- [Set problem]:
All of the data should be repeated exactly; pictures are not part of the copy.

- [Material shown]:
——————————

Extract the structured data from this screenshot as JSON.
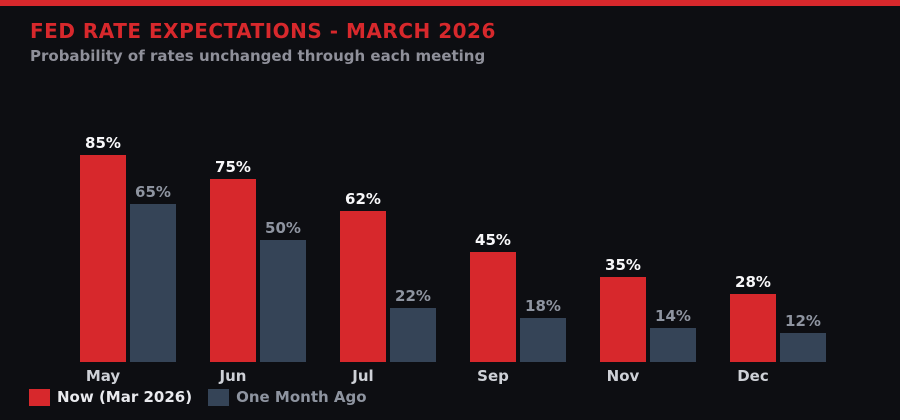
{
  "page": {
    "background_color": "#0d0e12",
    "accent_color": "#d7282c"
  },
  "header": {
    "title": "FED RATE EXPECTATIONS - MARCH 2026",
    "title_color": "#d7282c",
    "subtitle": "Probability of rates unchanged through each meeting",
    "subtitle_color": "#8f909a"
  },
  "legend": {
    "items": [
      {
        "label": "Now (Mar 2026)",
        "color": "#d7282c",
        "text_color": "#e9eaee"
      },
      {
        "label": "One Month Ago",
        "color": "#354457",
        "text_color": "#8e94a0"
      }
    ]
  },
  "chart_data": {
    "type": "bar",
    "title": "FED RATE EXPECTATIONS - MARCH 2026",
    "subtitle": "Probability of rates unchanged through each meeting",
    "categories": [
      "May",
      "Jun",
      "Jul",
      "Sep",
      "Nov",
      "Dec"
    ],
    "series": [
      {
        "name": "Now (Mar 2026)",
        "color": "#d7282c",
        "label_color": "#f7f7f9",
        "values": [
          85,
          75,
          62,
          45,
          35,
          28
        ]
      },
      {
        "name": "One Month Ago",
        "color": "#354457",
        "label_color": "#8e94a0",
        "values": [
          65,
          50,
          22,
          18,
          14,
          12
        ]
      }
    ],
    "value_suffix": "%",
    "value_labels_shown": true,
    "xlabel": "",
    "ylabel": "",
    "ylim": [
      0,
      100
    ],
    "grid": false,
    "y_axis_shown": false,
    "legend_position": "bottom-left"
  }
}
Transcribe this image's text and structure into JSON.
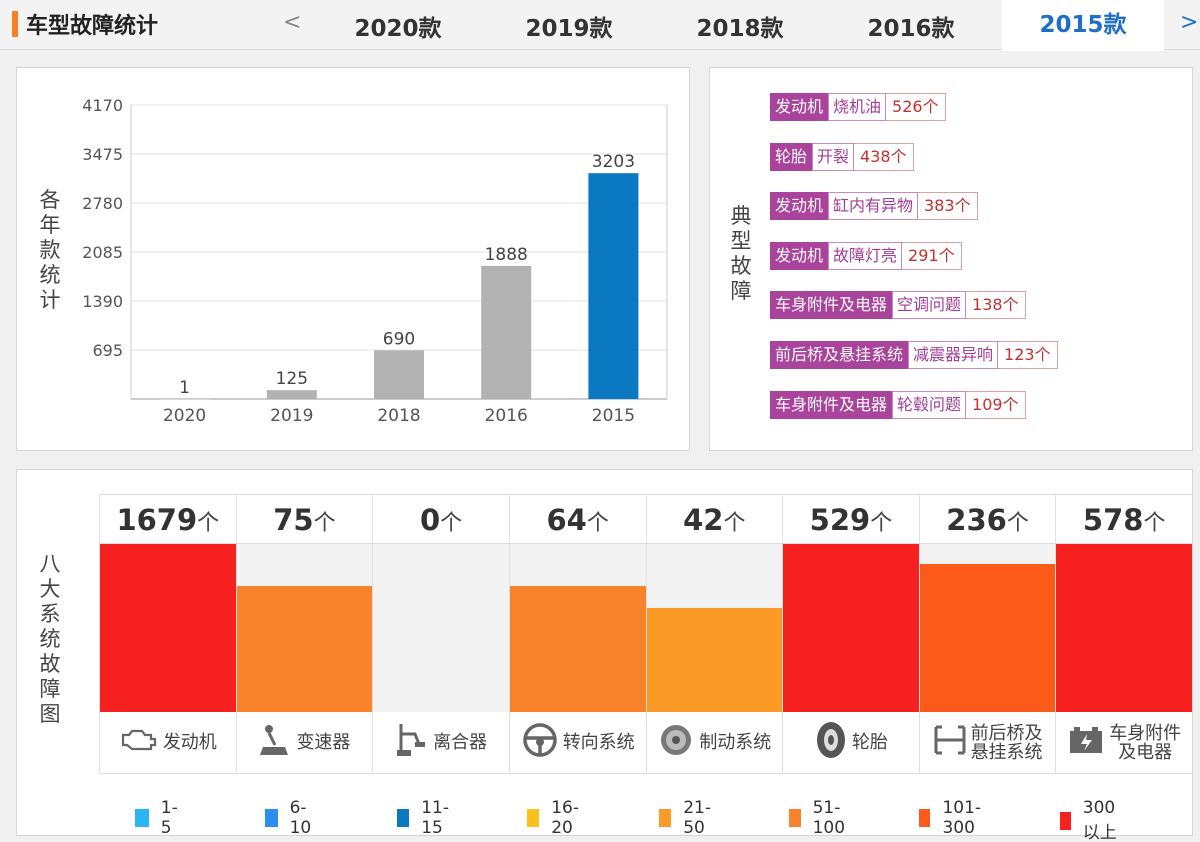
{
  "header": {
    "title": "车型故障统计",
    "prev_arrow": "<",
    "next_arrow": ">",
    "tabs": [
      {
        "label": "2020款",
        "active": false
      },
      {
        "label": "2019款",
        "active": false
      },
      {
        "label": "2018款",
        "active": false
      },
      {
        "label": "2016款",
        "active": false
      },
      {
        "label": "2015款",
        "active": true
      }
    ]
  },
  "colors": {
    "brand_accent": "#f58220",
    "active_tab": "#1f6fc6",
    "bar_gray": "#b2b2b2",
    "bar_highlight": "#0b79c1",
    "fault_category": "#a9439b"
  },
  "chart_data": [
    {
      "type": "bar",
      "title": "",
      "xlabel": "",
      "ylabel": "各年款统计",
      "categories": [
        "2020",
        "2019",
        "2018",
        "2016",
        "2015"
      ],
      "values": [
        1,
        125,
        690,
        1888,
        3203
      ],
      "highlighted_category": "2015",
      "yticks": [
        695,
        1390,
        2085,
        2780,
        3475,
        4170
      ],
      "ylim": [
        0,
        4170
      ],
      "grid": true
    },
    {
      "type": "bar",
      "title": "",
      "ylabel": "八大系统故障图",
      "categories": [
        "发动机",
        "变速器",
        "离合器",
        "转向系统",
        "制动系统",
        "轮胎",
        "前后桥及悬挂系统",
        "车身附件及电器"
      ],
      "values": [
        1679,
        75,
        0,
        64,
        42,
        529,
        236,
        578
      ],
      "unit": "个",
      "bar_fill_fraction": [
        1.0,
        0.75,
        0.0,
        0.75,
        0.62,
        1.0,
        0.88,
        1.0
      ],
      "bar_colors": [
        "#f5201f",
        "#f9832a",
        "#f2f2f2",
        "#f9832a",
        "#fc9a27",
        "#f5201f",
        "#fb5a18",
        "#f5201f"
      ],
      "legend": [
        {
          "label": "1-5",
          "color": "#29b6f2"
        },
        {
          "label": "6-10",
          "color": "#2d8ef0"
        },
        {
          "label": "11-15",
          "color": "#0b79c1"
        },
        {
          "label": "16-20",
          "color": "#fcc21a"
        },
        {
          "label": "21-50",
          "color": "#fc9a27"
        },
        {
          "label": "51-100",
          "color": "#f9832a"
        },
        {
          "label": "101-300",
          "color": "#fb5a18"
        },
        {
          "label": "300以上",
          "color": "#f5201f"
        }
      ]
    }
  ],
  "typical_faults": {
    "label": "典型故障",
    "items": [
      {
        "category": "发动机",
        "type": "烧机油",
        "count": "526个"
      },
      {
        "category": "轮胎",
        "type": "开裂",
        "count": "438个"
      },
      {
        "category": "发动机",
        "type": "缸内有异物",
        "count": "383个"
      },
      {
        "category": "发动机",
        "type": "故障灯亮",
        "count": "291个"
      },
      {
        "category": "车身附件及电器",
        "type": "空调问题",
        "count": "138个"
      },
      {
        "category": "前后桥及悬挂系统",
        "type": "减震器异响",
        "count": "123个"
      },
      {
        "category": "车身附件及电器",
        "type": "轮毂问题",
        "count": "109个"
      }
    ]
  },
  "systems": {
    "label_lines": [
      "发动机",
      "变速器",
      "离合器",
      "转向系统",
      "制动系统",
      "轮胎",
      "前后桥及\n悬挂系统",
      "车身附件\n及电器"
    ],
    "icons": [
      "engine-icon",
      "gear-shift-icon",
      "clutch-pedal-icon",
      "steering-wheel-icon",
      "brake-disc-icon",
      "tire-icon",
      "suspension-icon",
      "battery-icon"
    ]
  }
}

——————————

- [Answer to the exercise]:
Extract the structured data from this screenshot as JSON.
{
  "page": {
    "background_color": "#0d0e12",
    "accent_color": "#d7282c"
  },
  "header": {
    "title": "FED RATE EXPECTATIONS - MARCH 2026",
    "title_color": "#d7282c",
    "subtitle": "Probability of rates unchanged through each meeting",
    "subtitle_color": "#8f909a"
  },
  "legend": {
    "items": [
      {
        "label": "Now (Mar 2026)",
        "color": "#d7282c",
        "text_color": "#e9eaee"
      },
      {
        "label": "One Month Ago",
        "color": "#354457",
        "text_color": "#8e94a0"
      }
    ]
  },
  "chart_data": {
    "type": "bar",
    "title": "FED RATE EXPECTATIONS - MARCH 2026",
    "subtitle": "Probability of rates unchanged through each meeting",
    "categories": [
      "May",
      "Jun",
      "Jul",
      "Sep",
      "Nov",
      "Dec"
    ],
    "series": [
      {
        "name": "Now (Mar 2026)",
        "color": "#d7282c",
        "label_color": "#f7f7f9",
        "values": [
          85,
          75,
          62,
          45,
          35,
          28
        ]
      },
      {
        "name": "One Month Ago",
        "color": "#354457",
        "label_color": "#8e94a0",
        "values": [
          65,
          50,
          22,
          18,
          14,
          12
        ]
      }
    ],
    "value_suffix": "%",
    "value_labels_shown": true,
    "xlabel": "",
    "ylabel": "",
    "ylim": [
      0,
      100
    ],
    "grid": false,
    "y_axis_shown": false,
    "legend_position": "bottom-left"
  }
}
Transcribe this image's text and structure into JSON.
{
  "header": {
    "title": "车型故障统计",
    "prev_arrow": "<",
    "next_arrow": ">",
    "tabs": [
      {
        "label": "2020款",
        "active": false
      },
      {
        "label": "2019款",
        "active": false
      },
      {
        "label": "2018款",
        "active": false
      },
      {
        "label": "2016款",
        "active": false
      },
      {
        "label": "2015款",
        "active": true
      }
    ]
  },
  "colors": {
    "brand_accent": "#f58220",
    "active_tab": "#1f6fc6",
    "bar_gray": "#b2b2b2",
    "bar_highlight": "#0b79c1",
    "fault_category": "#a9439b"
  },
  "chart_data": [
    {
      "type": "bar",
      "title": "",
      "xlabel": "",
      "ylabel": "各年款统计",
      "categories": [
        "2020",
        "2019",
        "2018",
        "2016",
        "2015"
      ],
      "values": [
        1,
        125,
        690,
        1888,
        3203
      ],
      "highlighted_category": "2015",
      "yticks": [
        695,
        1390,
        2085,
        2780,
        3475,
        4170
      ],
      "ylim": [
        0,
        4170
      ],
      "grid": true
    },
    {
      "type": "bar",
      "title": "",
      "ylabel": "八大系统故障图",
      "categories": [
        "发动机",
        "变速器",
        "离合器",
        "转向系统",
        "制动系统",
        "轮胎",
        "前后桥及悬挂系统",
        "车身附件及电器"
      ],
      "values": [
        1679,
        75,
        0,
        64,
        42,
        529,
        236,
        578
      ],
      "unit": "个",
      "bar_fill_fraction": [
        1.0,
        0.75,
        0.0,
        0.75,
        0.62,
        1.0,
        0.88,
        1.0
      ],
      "bar_colors": [
        "#f5201f",
        "#f9832a",
        "#f2f2f2",
        "#f9832a",
        "#fc9a27",
        "#f5201f",
        "#fb5a18",
        "#f5201f"
      ],
      "legend": [
        {
          "label": "1-5",
          "color": "#29b6f2"
        },
        {
          "label": "6-10",
          "color": "#2d8ef0"
        },
        {
          "label": "11-15",
          "color": "#0b79c1"
        },
        {
          "label": "16-20",
          "color": "#fcc21a"
        },
        {
          "label": "21-50",
          "color": "#fc9a27"
        },
        {
          "label": "51-100",
          "color": "#f9832a"
        },
        {
          "label": "101-300",
          "color": "#fb5a18"
        },
        {
          "label": "300以上",
          "color": "#f5201f"
        }
      ]
    }
  ],
  "typical_faults": {
    "label": "典型故障",
    "items": [
      {
        "category": "发动机",
        "type": "烧机油",
        "count": "526个"
      },
      {
        "category": "轮胎",
        "type": "开裂",
        "count": "438个"
      },
      {
        "category": "发动机",
        "type": "缸内有异物",
        "count": "383个"
      },
      {
        "category": "发动机",
        "type": "故障灯亮",
        "count": "291个"
      },
      {
        "category": "车身附件及电器",
        "type": "空调问题",
        "count": "138个"
      },
      {
        "category": "前后桥及悬挂系统",
        "type": "减震器异响",
        "count": "123个"
      },
      {
        "category": "车身附件及电器",
        "type": "轮毂问题",
        "count": "109个"
      }
    ]
  },
  "systems": {
    "label_lines": [
      "发动机",
      "变速器",
      "离合器",
      "转向系统",
      "制动系统",
      "轮胎",
      "前后桥及\n悬挂系统",
      "车身附件\n及电器"
    ],
    "icons": [
      "engine-icon",
      "gear-shift-icon",
      "clutch-pedal-icon",
      "steering-wheel-icon",
      "brake-disc-icon",
      "tire-icon",
      "suspension-icon",
      "battery-icon"
    ]
  }
}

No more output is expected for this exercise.